Stated problem
Quote the whole listing word for word, please.

Records from a dataset
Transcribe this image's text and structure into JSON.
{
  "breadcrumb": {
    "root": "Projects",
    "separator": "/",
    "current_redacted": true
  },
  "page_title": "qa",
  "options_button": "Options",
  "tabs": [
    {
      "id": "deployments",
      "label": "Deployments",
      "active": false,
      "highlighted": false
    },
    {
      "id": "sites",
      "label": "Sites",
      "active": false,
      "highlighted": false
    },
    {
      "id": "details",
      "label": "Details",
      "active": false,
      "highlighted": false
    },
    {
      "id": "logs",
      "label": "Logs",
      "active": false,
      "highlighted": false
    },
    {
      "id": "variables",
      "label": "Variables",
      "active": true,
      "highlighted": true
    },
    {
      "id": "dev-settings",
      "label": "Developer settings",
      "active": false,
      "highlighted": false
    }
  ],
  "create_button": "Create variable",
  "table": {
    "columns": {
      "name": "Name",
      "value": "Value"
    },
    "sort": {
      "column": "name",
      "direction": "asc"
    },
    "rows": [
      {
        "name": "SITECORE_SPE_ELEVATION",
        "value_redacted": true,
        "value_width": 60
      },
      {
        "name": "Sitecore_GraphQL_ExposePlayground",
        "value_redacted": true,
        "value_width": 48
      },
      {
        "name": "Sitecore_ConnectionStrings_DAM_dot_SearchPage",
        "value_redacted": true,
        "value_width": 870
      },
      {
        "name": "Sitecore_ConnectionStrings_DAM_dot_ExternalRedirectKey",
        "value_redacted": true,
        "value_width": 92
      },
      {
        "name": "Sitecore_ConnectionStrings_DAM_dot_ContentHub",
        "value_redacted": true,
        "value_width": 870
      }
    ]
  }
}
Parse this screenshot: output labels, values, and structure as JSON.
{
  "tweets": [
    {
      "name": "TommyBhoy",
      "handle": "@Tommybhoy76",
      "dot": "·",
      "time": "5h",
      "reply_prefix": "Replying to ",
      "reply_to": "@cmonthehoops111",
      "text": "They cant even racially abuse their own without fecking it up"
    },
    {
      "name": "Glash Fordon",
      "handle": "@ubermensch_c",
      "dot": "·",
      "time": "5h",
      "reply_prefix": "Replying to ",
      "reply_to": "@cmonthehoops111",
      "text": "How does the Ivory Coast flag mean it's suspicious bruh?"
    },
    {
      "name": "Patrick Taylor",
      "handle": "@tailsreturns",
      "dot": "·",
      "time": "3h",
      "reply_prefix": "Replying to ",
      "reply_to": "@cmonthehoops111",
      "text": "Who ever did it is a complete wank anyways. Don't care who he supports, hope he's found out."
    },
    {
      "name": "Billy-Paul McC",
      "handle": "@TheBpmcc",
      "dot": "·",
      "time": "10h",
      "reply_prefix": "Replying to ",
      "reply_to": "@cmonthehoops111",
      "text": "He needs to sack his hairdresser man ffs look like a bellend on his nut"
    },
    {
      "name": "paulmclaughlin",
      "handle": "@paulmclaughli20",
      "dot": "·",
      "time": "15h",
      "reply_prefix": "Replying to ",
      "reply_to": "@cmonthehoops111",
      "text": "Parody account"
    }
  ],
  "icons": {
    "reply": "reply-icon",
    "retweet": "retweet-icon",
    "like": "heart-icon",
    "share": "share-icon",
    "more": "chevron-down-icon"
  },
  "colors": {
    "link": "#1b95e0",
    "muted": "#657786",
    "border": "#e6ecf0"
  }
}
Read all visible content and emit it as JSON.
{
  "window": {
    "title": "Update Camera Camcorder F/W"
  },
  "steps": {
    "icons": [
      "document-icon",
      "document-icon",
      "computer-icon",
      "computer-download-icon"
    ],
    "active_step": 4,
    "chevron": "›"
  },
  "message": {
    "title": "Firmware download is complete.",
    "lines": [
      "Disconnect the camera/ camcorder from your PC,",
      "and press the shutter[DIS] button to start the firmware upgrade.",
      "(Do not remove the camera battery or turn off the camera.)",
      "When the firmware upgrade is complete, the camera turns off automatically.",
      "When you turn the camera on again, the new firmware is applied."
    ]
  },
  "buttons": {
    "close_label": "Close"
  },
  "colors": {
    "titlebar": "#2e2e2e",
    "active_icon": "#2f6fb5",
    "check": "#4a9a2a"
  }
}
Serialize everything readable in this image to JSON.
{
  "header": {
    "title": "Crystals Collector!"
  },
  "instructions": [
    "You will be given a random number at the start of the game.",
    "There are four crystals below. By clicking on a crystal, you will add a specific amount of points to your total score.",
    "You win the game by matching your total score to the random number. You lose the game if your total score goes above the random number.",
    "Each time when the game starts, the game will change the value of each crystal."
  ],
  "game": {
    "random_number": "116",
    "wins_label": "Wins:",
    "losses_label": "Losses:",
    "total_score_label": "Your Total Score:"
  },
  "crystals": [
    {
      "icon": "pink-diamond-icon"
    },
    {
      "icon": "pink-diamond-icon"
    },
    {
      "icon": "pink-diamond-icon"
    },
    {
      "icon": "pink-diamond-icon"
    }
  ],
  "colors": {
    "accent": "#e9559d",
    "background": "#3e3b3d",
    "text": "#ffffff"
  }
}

Task response
Transcribe this image's text and structure into JSON.
{
  "breadcrumb": {
    "root": "Projects",
    "separator": "/",
    "current_redacted": true
  },
  "page_title": "qa",
  "options_button": "Options",
  "tabs": [
    {
      "id": "deployments",
      "label": "Deployments",
      "active": false,
      "highlighted": false
    },
    {
      "id": "sites",
      "label": "Sites",
      "active": false,
      "highlighted": false
    },
    {
      "id": "details",
      "label": "Details",
      "active": false,
      "highlighted": false
    },
    {
      "id": "logs",
      "label": "Logs",
      "active": false,
      "highlighted": false
    },
    {
      "id": "variables",
      "label": "Variables",
      "active": true,
      "highlighted": true
    },
    {
      "id": "dev-settings",
      "label": "Developer settings",
      "active": false,
      "highlighted": false
    }
  ],
  "create_button": "Create variable",
  "table": {
    "columns": {
      "name": "Name",
      "value": "Value"
    },
    "sort": {
      "column": "name",
      "direction": "asc"
    },
    "rows": [
      {
        "name": "SITECORE_SPE_ELEVATION",
        "value_redacted": true,
        "value_width": 60
      },
      {
        "name": "Sitecore_GraphQL_ExposePlayground",
        "value_redacted": true,
        "value_width": 48
      },
      {
        "name": "Sitecore_ConnectionStrings_DAM_dot_SearchPage",
        "value_redacted": true,
        "value_width": 870
      },
      {
        "name": "Sitecore_ConnectionStrings_DAM_dot_ExternalRedirectKey",
        "value_redacted": true,
        "value_width": 92
      },
      {
        "name": "Sitecore_ConnectionStrings_DAM_dot_ContentHub",
        "value_redacted": true,
        "value_width": 870
      }
    ]
  }
}
Parse this screenshot: output labels, values, and structure as JSON.
{
  "tweets": [
    {
      "name": "TommyBhoy",
      "handle": "@Tommybhoy76",
      "dot": "·",
      "time": "5h",
      "reply_prefix": "Replying to ",
      "reply_to": "@cmonthehoops111",
      "text": "They cant even racially abuse their own without fecking it up"
    },
    {
      "name": "Glash Fordon",
      "handle": "@ubermensch_c",
      "dot": "·",
      "time": "5h",
      "reply_prefix": "Replying to ",
      "reply_to": "@cmonthehoops111",
      "text": "How does the Ivory Coast flag mean it's suspicious bruh?"
    },
    {
      "name": "Patrick Taylor",
      "handle": "@tailsreturns",
      "dot": "·",
      "time": "3h",
      "reply_prefix": "Replying to ",
      "reply_to": "@cmonthehoops111",
      "text": "Who ever did it is a complete wank anyways. Don't care who he supports, hope he's found out."
    },
    {
      "name": "Billy-Paul McC",
      "handle": "@TheBpmcc",
      "dot": "·",
      "time": "10h",
      "reply_prefix": "Replying to ",
      "reply_to": "@cmonthehoops111",
      "text": "He needs to sack his hairdresser man ffs look like a bellend on his nut"
    },
    {
      "name": "paulmclaughlin",
      "handle": "@paulmclaughli20",
      "dot": "·",
      "time": "15h",
      "reply_prefix": "Replying to ",
      "reply_to": "@cmonthehoops111",
      "text": "Parody account"
    }
  ],
  "icons": {
    "reply": "reply-icon",
    "retweet": "retweet-icon",
    "like": "heart-icon",
    "share": "share-icon",
    "more": "chevron-down-icon"
  },
  "colors": {
    "link": "#1b95e0",
    "muted": "#657786",
    "border": "#e6ecf0"
  }
}
Read all visible content and emit it as JSON.
{
  "window": {
    "title": "Update Camera Camcorder F/W"
  },
  "steps": {
    "icons": [
      "document-icon",
      "document-icon",
      "computer-icon",
      "computer-download-icon"
    ],
    "active_step": 4,
    "chevron": "›"
  },
  "message": {
    "title": "Firmware download is complete.",
    "lines": [
      "Disconnect the camera/ camcorder from your PC,",
      "and press the shutter[DIS] button to start the firmware upgrade.",
      "(Do not remove the camera battery or turn off the camera.)",
      "When the firmware upgrade is complete, the camera turns off automatically.",
      "When you turn the camera on again, the new firmware is applied."
    ]
  },
  "buttons": {
    "close_label": "Close"
  },
  "colors": {
    "titlebar": "#2e2e2e",
    "active_icon": "#2f6fb5",
    "check": "#4a9a2a"
  }
}
Serialize everything readable in this image to JSON.
{
  "header": {
    "title": "Crystals Collector!"
  },
  "instructions": [
    "You will be given a random number at the start of the game.",
    "There are four crystals below. By clicking on a crystal, you will add a specific amount of points to your total score.",
    "You win the game by matching your total score to the random number. You lose the game if your total score goes above the random number.",
    "Each time when the game starts, the game will change the value of each crystal."
  ],
  "game": {
    "random_number": "116",
    "wins_label": "Wins:",
    "losses_label": "Losses:",
    "total_score_label": "Your Total Score:"
  },
  "crystals": [
    {
      "icon": "pink-diamond-icon"
    },
    {
      "icon": "pink-diamond-icon"
    },
    {
      "icon": "pink-diamond-icon"
    },
    {
      "icon": "pink-diamond-icon"
    }
  ],
  "colors": {
    "accent": "#e9559d",
    "background": "#3e3b3d",
    "text": "#ffffff"
  }
}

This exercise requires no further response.